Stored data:
⁂

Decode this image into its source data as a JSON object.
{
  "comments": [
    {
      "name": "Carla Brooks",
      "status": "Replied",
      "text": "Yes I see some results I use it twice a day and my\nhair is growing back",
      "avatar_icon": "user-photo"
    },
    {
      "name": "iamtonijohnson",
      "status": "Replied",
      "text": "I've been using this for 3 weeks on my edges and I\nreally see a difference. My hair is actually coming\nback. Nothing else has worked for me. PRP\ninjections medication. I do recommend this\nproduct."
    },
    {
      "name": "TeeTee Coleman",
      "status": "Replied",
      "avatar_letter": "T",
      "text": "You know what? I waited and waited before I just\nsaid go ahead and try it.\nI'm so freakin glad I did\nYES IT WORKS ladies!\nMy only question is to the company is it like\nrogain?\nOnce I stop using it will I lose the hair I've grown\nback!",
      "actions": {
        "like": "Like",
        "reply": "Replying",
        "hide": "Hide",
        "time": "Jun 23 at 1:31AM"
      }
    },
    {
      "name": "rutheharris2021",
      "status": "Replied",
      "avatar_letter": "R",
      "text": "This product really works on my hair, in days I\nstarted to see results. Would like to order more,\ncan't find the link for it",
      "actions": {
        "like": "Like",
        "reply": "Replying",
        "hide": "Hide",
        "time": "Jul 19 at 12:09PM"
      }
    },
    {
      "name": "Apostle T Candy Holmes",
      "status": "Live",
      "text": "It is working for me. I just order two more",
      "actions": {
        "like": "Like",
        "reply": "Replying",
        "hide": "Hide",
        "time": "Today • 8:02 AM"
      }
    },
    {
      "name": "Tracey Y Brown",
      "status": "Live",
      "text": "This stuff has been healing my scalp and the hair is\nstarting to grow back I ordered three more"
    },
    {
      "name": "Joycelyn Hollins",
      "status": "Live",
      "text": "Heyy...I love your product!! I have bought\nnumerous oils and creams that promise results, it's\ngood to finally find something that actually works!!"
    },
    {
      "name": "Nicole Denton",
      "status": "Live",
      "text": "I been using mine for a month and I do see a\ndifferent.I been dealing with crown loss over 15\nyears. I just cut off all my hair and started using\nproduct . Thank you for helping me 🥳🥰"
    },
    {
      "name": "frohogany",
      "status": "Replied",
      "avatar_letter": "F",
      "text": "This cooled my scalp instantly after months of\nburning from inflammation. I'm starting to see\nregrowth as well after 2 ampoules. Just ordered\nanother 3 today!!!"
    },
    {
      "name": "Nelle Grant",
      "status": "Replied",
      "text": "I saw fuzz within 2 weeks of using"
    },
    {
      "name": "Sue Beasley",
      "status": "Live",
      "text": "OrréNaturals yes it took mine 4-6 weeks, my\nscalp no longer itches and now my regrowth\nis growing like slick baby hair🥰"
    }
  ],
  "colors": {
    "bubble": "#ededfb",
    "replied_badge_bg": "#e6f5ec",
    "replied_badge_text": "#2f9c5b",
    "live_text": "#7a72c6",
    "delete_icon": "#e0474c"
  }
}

⁂

→ Do this: Identify each line in the entries with the word "time" and copy it.

→ Completed task:
        "time": "Jun 23 at 1:31AM"
        "time": "Jul 19 at 12:09PM"
        "time": "Today • 8:02 AM"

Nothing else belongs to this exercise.